THE EXERCISE -> Out of the lines below, please list those that hold the string "erogazione".

-- Begin MATERIALS PROVIDED --

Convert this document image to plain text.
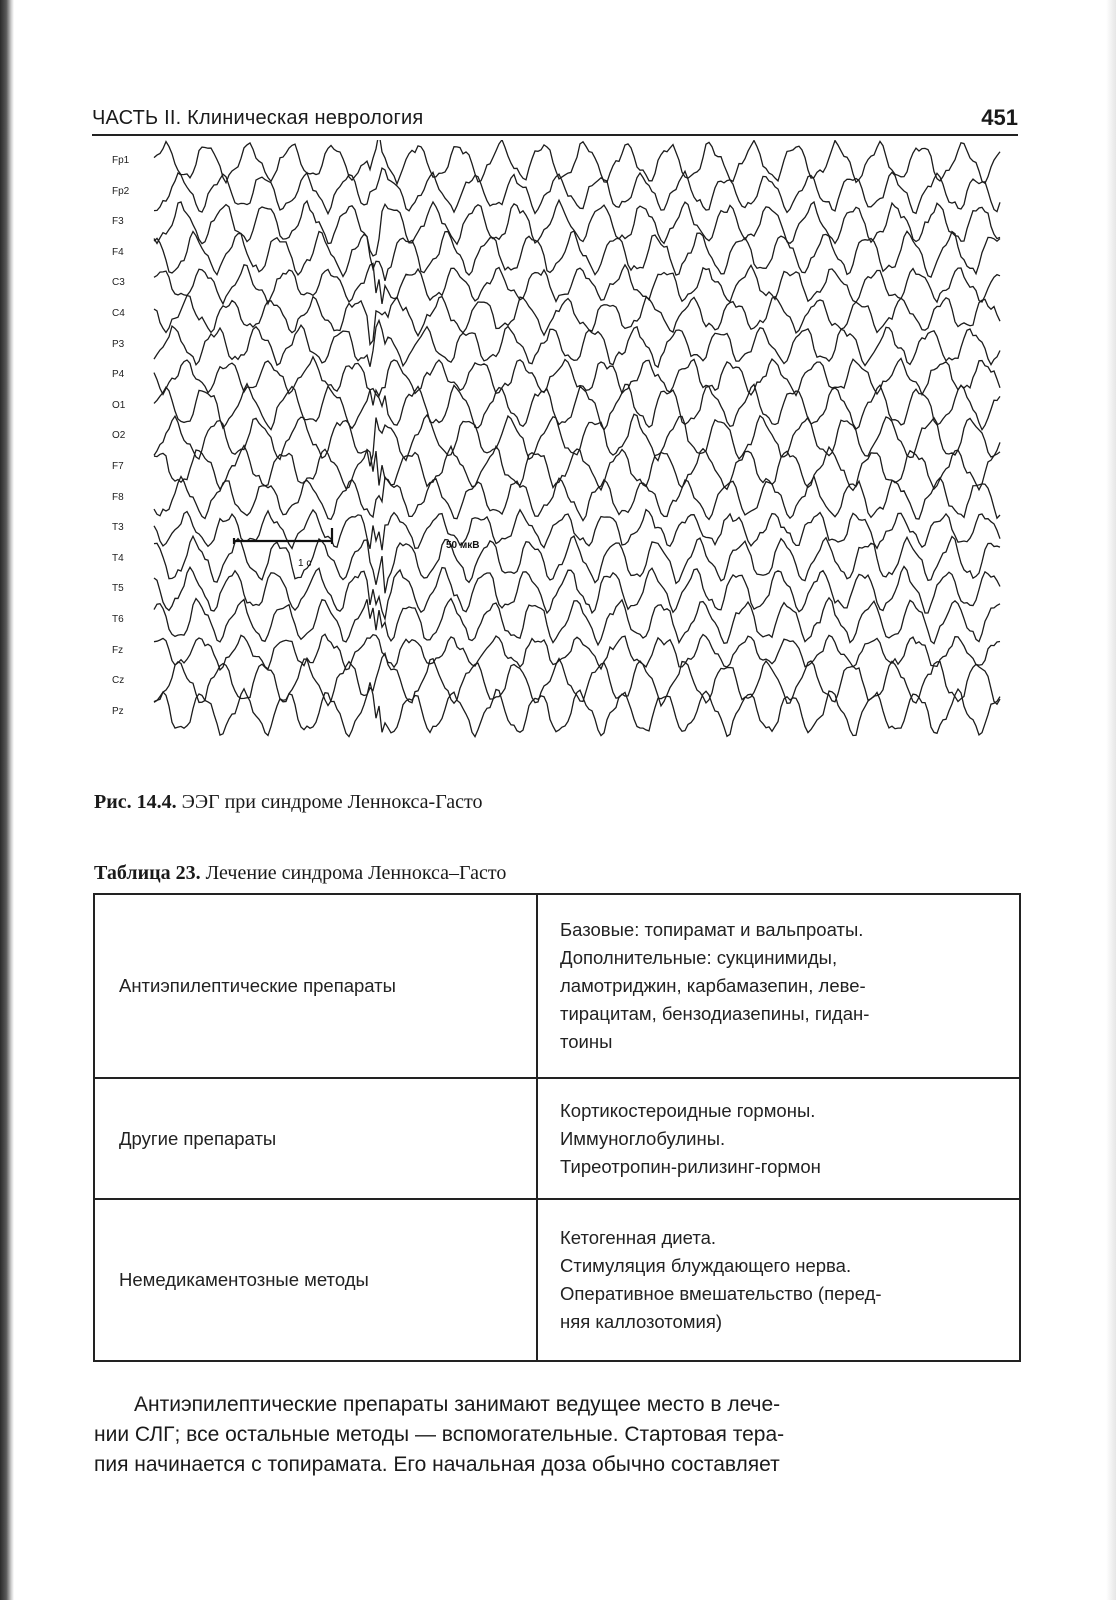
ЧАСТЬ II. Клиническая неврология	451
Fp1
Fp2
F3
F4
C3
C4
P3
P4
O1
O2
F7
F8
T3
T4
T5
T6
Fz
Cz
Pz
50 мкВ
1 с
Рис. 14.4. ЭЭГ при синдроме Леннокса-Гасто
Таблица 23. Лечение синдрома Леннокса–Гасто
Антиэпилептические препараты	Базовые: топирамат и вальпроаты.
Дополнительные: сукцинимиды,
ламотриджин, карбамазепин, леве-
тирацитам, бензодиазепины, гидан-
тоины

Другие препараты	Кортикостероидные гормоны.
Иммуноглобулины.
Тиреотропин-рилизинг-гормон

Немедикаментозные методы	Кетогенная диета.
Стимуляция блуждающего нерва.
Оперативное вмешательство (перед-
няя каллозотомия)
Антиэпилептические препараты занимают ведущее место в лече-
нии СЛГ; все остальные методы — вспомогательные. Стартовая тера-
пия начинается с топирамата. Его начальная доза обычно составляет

-- End MATERIALS PROVIDED --
-- Begin MATERIALS PROVIDED --

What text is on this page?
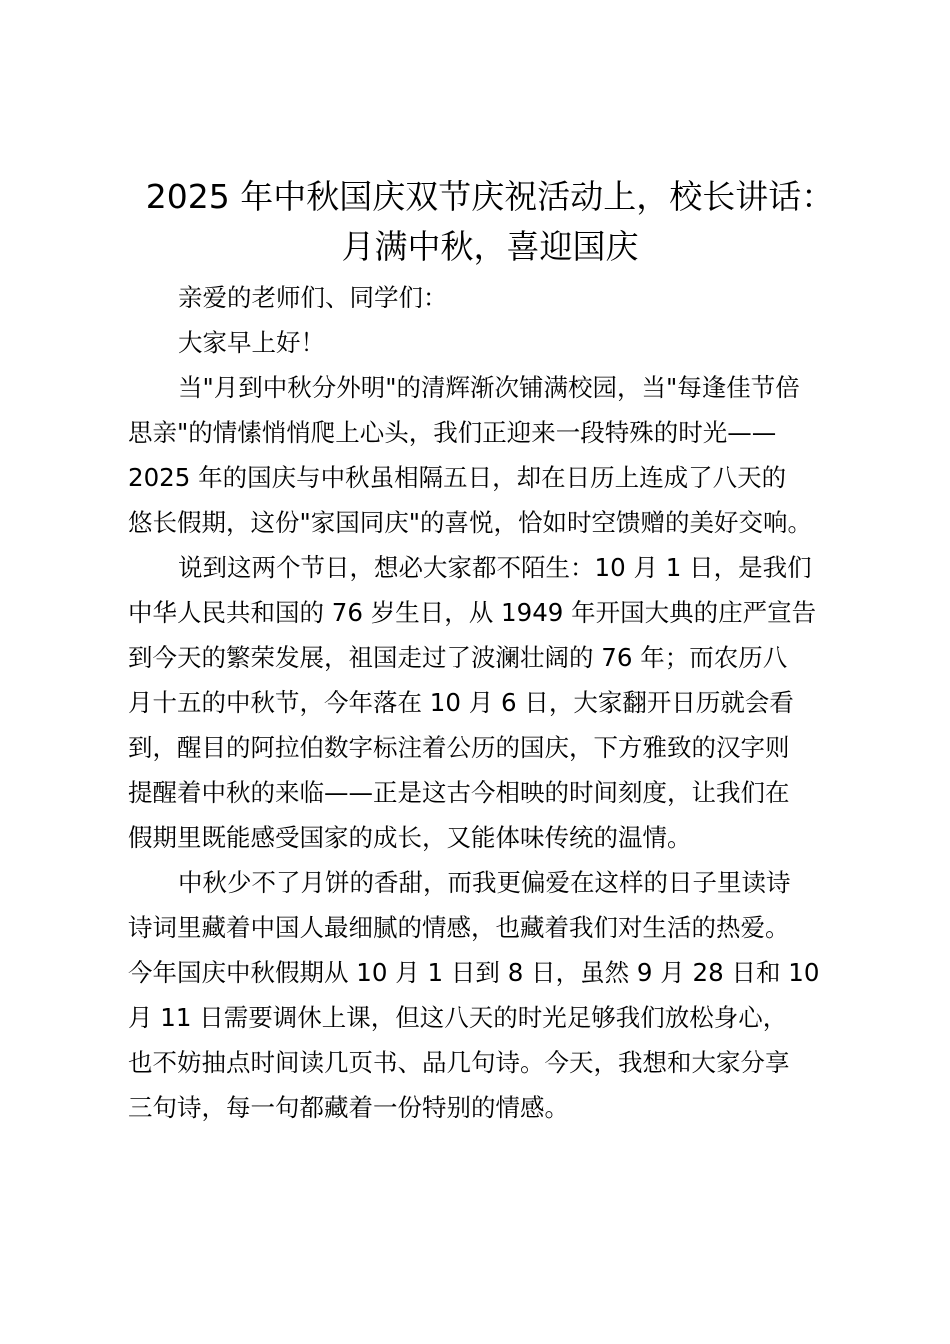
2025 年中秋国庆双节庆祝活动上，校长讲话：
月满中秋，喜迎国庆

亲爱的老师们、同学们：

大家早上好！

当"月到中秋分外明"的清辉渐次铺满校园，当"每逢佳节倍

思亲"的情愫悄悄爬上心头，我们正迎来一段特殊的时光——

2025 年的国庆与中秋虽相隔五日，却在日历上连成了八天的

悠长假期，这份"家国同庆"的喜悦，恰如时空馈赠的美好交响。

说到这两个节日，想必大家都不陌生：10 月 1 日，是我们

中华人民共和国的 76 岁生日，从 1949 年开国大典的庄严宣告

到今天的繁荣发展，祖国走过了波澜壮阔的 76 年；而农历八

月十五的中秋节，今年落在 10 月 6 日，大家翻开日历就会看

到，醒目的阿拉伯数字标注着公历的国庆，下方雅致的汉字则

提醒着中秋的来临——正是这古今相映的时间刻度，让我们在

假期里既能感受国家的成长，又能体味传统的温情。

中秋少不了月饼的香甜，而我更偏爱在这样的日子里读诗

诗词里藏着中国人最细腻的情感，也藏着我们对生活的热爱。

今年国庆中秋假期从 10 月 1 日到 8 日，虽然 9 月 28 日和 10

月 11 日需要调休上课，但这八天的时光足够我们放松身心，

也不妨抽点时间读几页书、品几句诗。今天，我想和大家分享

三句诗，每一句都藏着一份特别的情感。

-- End MATERIALS PROVIDED --
-- Begin MATERIALS PROVIDED --

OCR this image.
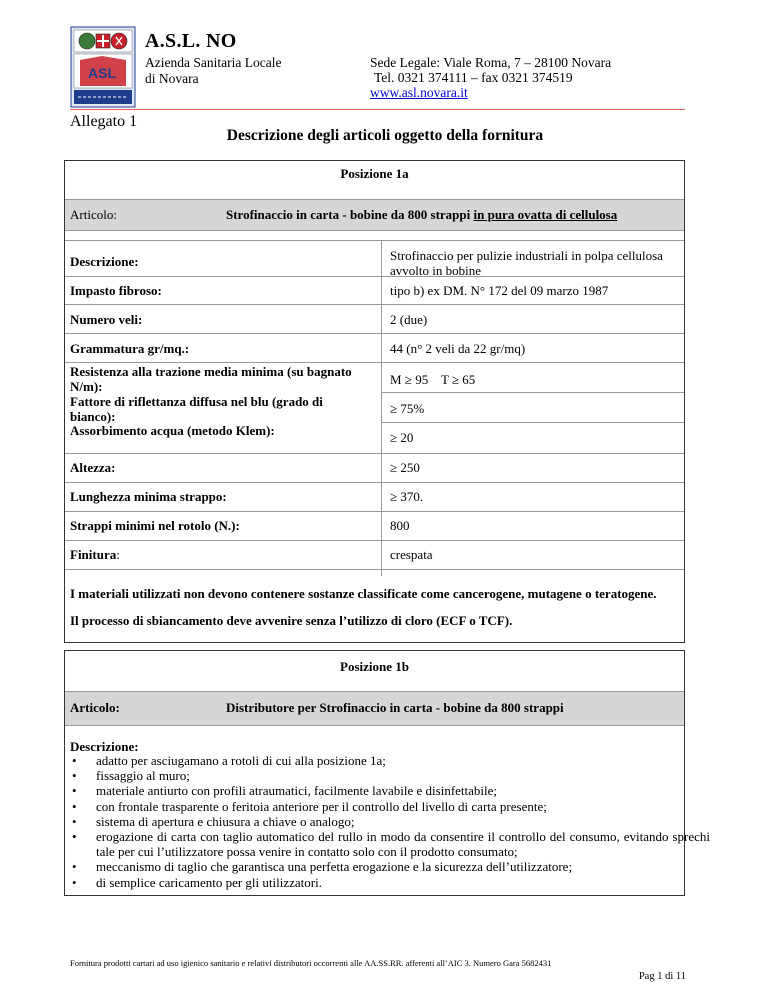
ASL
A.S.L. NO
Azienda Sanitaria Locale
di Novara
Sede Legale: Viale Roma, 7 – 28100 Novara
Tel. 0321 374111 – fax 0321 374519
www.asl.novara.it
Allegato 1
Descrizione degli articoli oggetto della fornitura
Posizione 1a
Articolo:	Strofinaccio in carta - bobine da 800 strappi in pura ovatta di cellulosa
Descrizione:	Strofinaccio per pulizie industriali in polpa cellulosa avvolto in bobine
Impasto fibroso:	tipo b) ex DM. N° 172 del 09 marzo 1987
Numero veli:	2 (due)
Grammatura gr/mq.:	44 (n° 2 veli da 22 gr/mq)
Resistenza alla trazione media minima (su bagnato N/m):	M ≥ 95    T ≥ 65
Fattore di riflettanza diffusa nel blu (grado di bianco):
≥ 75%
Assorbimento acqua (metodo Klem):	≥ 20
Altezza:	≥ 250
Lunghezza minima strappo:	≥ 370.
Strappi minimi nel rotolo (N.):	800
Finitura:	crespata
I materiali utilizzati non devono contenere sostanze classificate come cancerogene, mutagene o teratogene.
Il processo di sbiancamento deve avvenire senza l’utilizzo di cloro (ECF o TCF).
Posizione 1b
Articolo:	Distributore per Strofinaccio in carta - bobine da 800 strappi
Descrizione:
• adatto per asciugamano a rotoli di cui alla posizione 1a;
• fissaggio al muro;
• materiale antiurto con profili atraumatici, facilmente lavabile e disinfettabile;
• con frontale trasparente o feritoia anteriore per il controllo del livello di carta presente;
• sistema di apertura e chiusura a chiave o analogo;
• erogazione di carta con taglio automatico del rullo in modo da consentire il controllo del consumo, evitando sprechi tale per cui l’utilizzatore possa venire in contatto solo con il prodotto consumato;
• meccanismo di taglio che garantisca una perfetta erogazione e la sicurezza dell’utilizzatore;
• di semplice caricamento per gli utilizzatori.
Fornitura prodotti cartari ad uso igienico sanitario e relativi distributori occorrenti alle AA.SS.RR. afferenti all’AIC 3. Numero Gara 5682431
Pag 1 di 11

-- End MATERIALS PROVIDED --

TASK SOLUTION ->
• erogazione di carta con taglio automatico del rullo in modo da consentire il controllo del consumo, evitando sprechi tale per cui l’utilizzatore possa venire in contatto solo con il prodotto consumato;
• meccanismo di taglio che garantisca una perfetta erogazione e la sicurezza dell’utilizzatore;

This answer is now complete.